- **WHAT TO DO**
Make an exact copy of the lines, leaving the pictures out.

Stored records
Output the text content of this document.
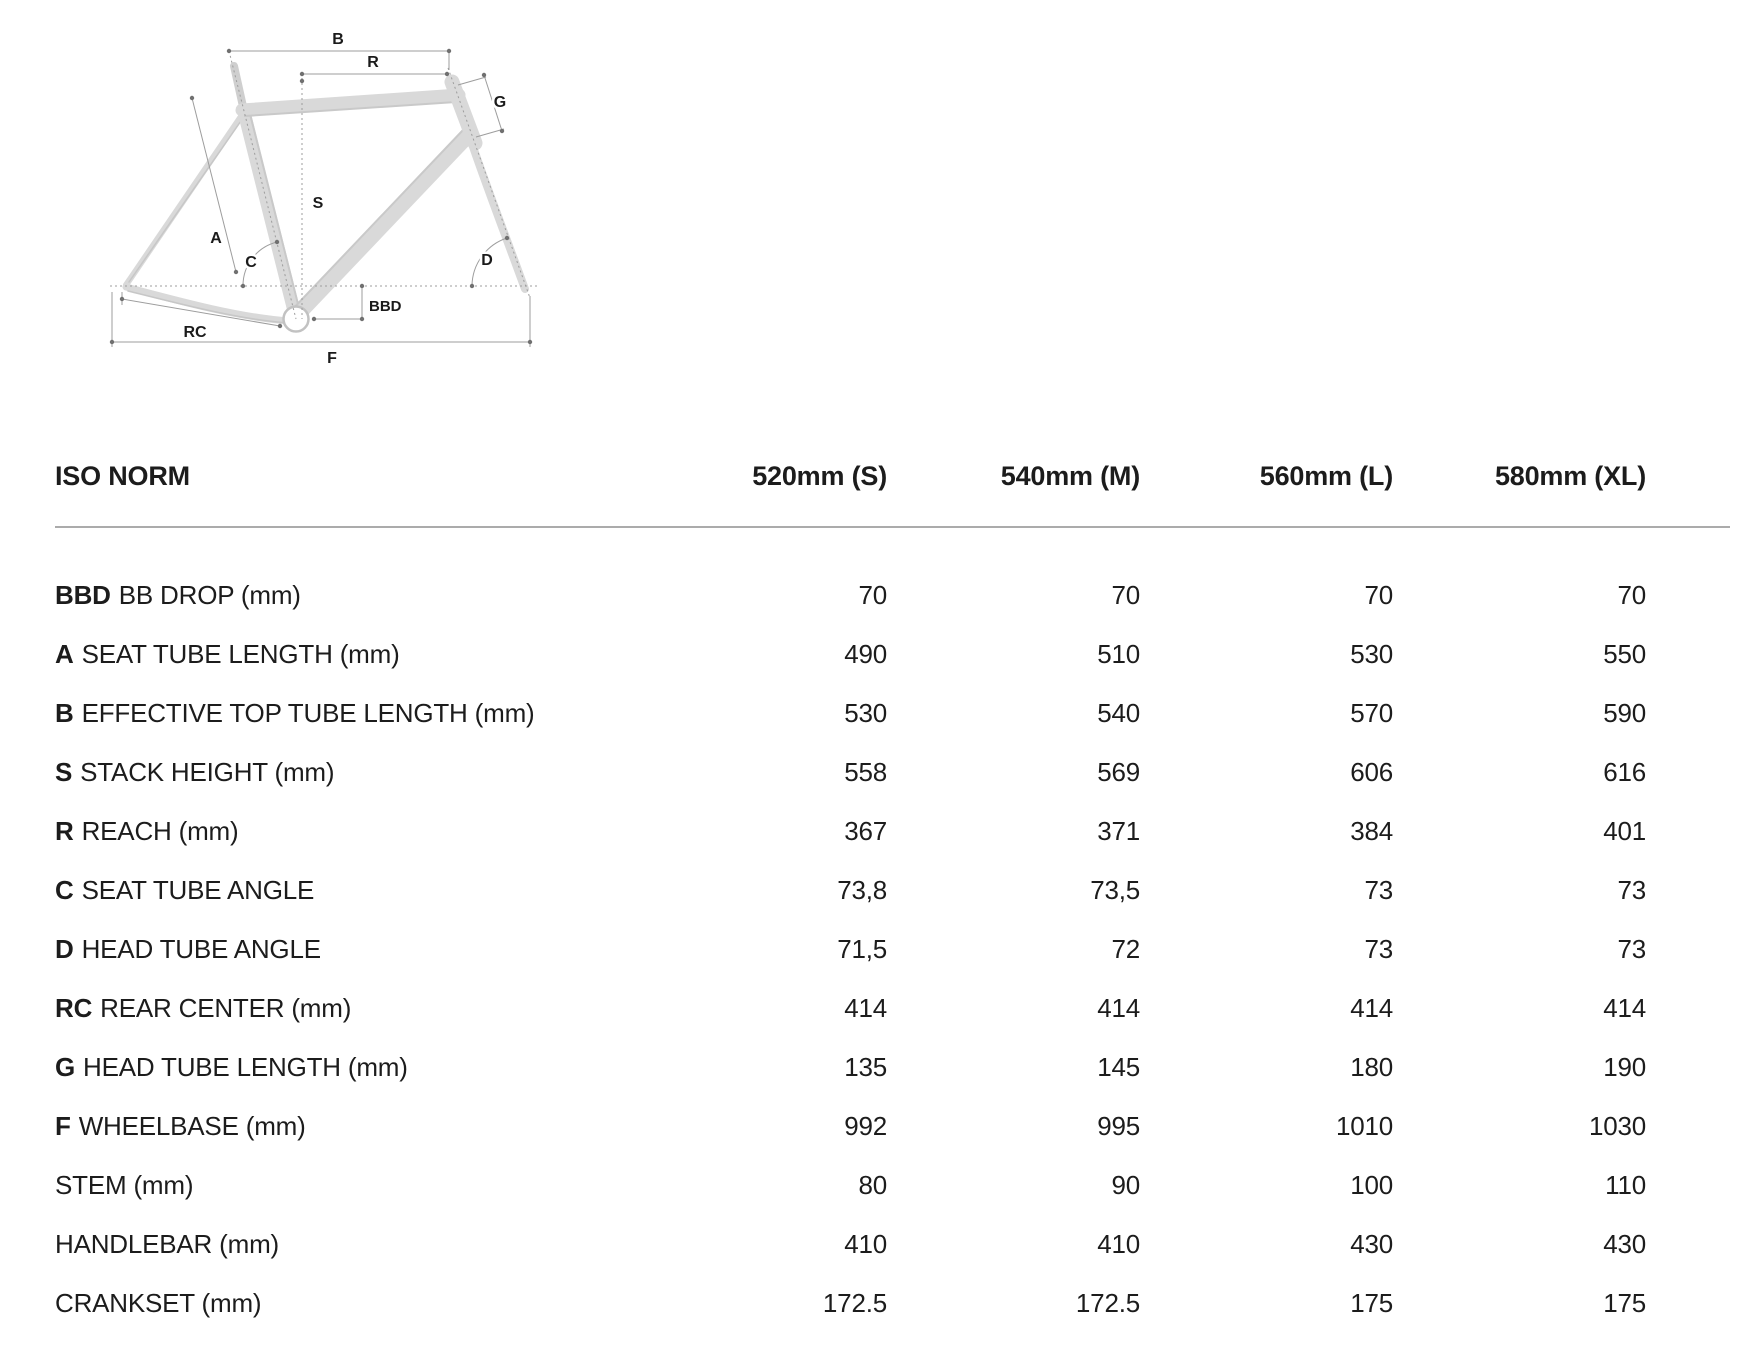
B
R
G
S
A
C	D
BBD
RC
F
ISO NORM	520mm (S)	540mm (M)	560mm (L)	580mm (XL)
BBD BB DROP (mm)	70	70	70	70
A SEAT TUBE LENGTH (mm)	490	510	530	550
B EFFECTIVE TOP TUBE LENGTH (mm)	530	540	570	590
S STACK HEIGHT (mm)	558	569	606	616
R REACH (mm)	367	371	384	401
C SEAT TUBE ANGLE	73,8	73,5	73	73
D HEAD TUBE ANGLE	71,5	72	73	73
RC REAR CENTER (mm)	414	414	414	414
G HEAD TUBE LENGTH (mm)	135	145	180	190
F WHEELBASE (mm)	992	995	1010	1030
STEM (mm)	80	90	100	110
HANDLEBAR (mm)	410	410	430	430
CRANKSET (mm)	172.5	172.5	175	175
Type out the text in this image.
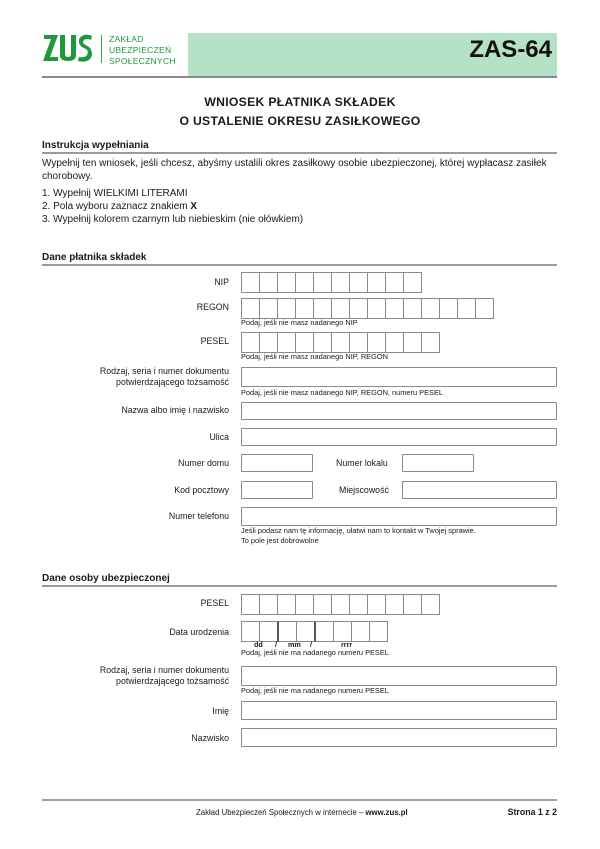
ZAKŁAD
UBEZPIECZEŃ
SPOŁECZNYCH	ZAS-64
WNIOSEK PŁATNIKA SKŁADEK
O USTALENIE OKRESU ZASIŁKOWEGO
Instrukcja wypełniania
Wypełnij ten wniosek, jeśli chcesz, abyśmy ustalili okres zasiłkowy osobie ubezpieczonej, której wypłacasz zasiłek chorobowy.
1. Wypełnij WIELKIMI LITERAMI
2. Pola wyboru zaznacz znakiem X
3. Wypełnij kolorem czarnym lub niebieskim (nie ołówkiem)
Dane płatnika składek
NIP
REGON
Podaj, jeśli nie masz nadanego NIP
PESEL
Podaj, jeśli nie masz nadanego NIP, REGON
Rodzaj, seria i numer dokumentu
potwierdzającego tożsamość
Podaj, jeśli nie masz nadanego NIP, REGON, numeru PESEL
Nazwa albo imię i nazwisko
Ulica
Numer domu	Numer lokalu
Kod pocztowy	Miejscowość
Numer telefonu
Jeśli podasz nam tę informację, ułatwi nam to kontakt w Twojej sprawie.
To pole jest dobrowolne
Dane osoby ubezpieczonej
PESEL
Data urodzenia
dd / mm /	rrrr
Podaj, jeśli nie ma nadanego numeru PESEL
Rodzaj, seria i numer dokumentu
potwierdzającego tożsamość
Podaj, jeśli nie ma nadanego numeru PESEL
Imię
Nazwisko
Zakład Ubezpieczeń Społecznych w internecie – www.zus.pl	Strona 1 z 2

- **TASK RESULT**
Output the text content of this document.
B
R
G
S
A
C	D
BBD
RC
F
ISO NORM	520mm (S)	540mm (M)	560mm (L)	580mm (XL)
BBD BB DROP (mm)	70	70	70	70
A SEAT TUBE LENGTH (mm)	490	510	530	550
B EFFECTIVE TOP TUBE LENGTH (mm)	530	540	570	590
S STACK HEIGHT (mm)	558	569	606	616
R REACH (mm)	367	371	384	401
C SEAT TUBE ANGLE	73,8	73,5	73	73
D HEAD TUBE ANGLE	71,5	72	73	73
RC REAR CENTER (mm)	414	414	414	414
G HEAD TUBE LENGTH (mm)	135	145	180	190
F WHEELBASE (mm)	992	995	1010	1030
STEM (mm)	80	90	100	110
HANDLEBAR (mm)	410	410	430	430
CRANKSET (mm)	172.5	172.5	175	175
Type out the text in this image.
ZAKŁAD
UBEZPIECZEŃ
SPOŁECZNYCH	ZAS-64
WNIOSEK PŁATNIKA SKŁADEK
O USTALENIE OKRESU ZASIŁKOWEGO
Instrukcja wypełniania
Wypełnij ten wniosek, jeśli chcesz, abyśmy ustalili okres zasiłkowy osobie ubezpieczonej, której wypłacasz zasiłek chorobowy.
1. Wypełnij WIELKIMI LITERAMI
2. Pola wyboru zaznacz znakiem X
3. Wypełnij kolorem czarnym lub niebieskim (nie ołówkiem)
Dane płatnika składek
NIP
REGON
Podaj, jeśli nie masz nadanego NIP
PESEL
Podaj, jeśli nie masz nadanego NIP, REGON
Rodzaj, seria i numer dokumentu
potwierdzającego tożsamość
Podaj, jeśli nie masz nadanego NIP, REGON, numeru PESEL
Nazwa albo imię i nazwisko
Ulica
Numer domu	Numer lokalu
Kod pocztowy	Miejscowość
Numer telefonu
Jeśli podasz nam tę informację, ułatwi nam to kontakt w Twojej sprawie.
To pole jest dobrowolne
Dane osoby ubezpieczonej
PESEL
Data urodzenia
dd / mm /	rrrr
Podaj, jeśli nie ma nadanego numeru PESEL
Rodzaj, seria i numer dokumentu
potwierdzającego tożsamość
Podaj, jeśli nie ma nadanego numeru PESEL
Imię
Nazwisko
Zakład Ubezpieczeń Społecznych w internecie – www.zus.pl	Strona 1 z 2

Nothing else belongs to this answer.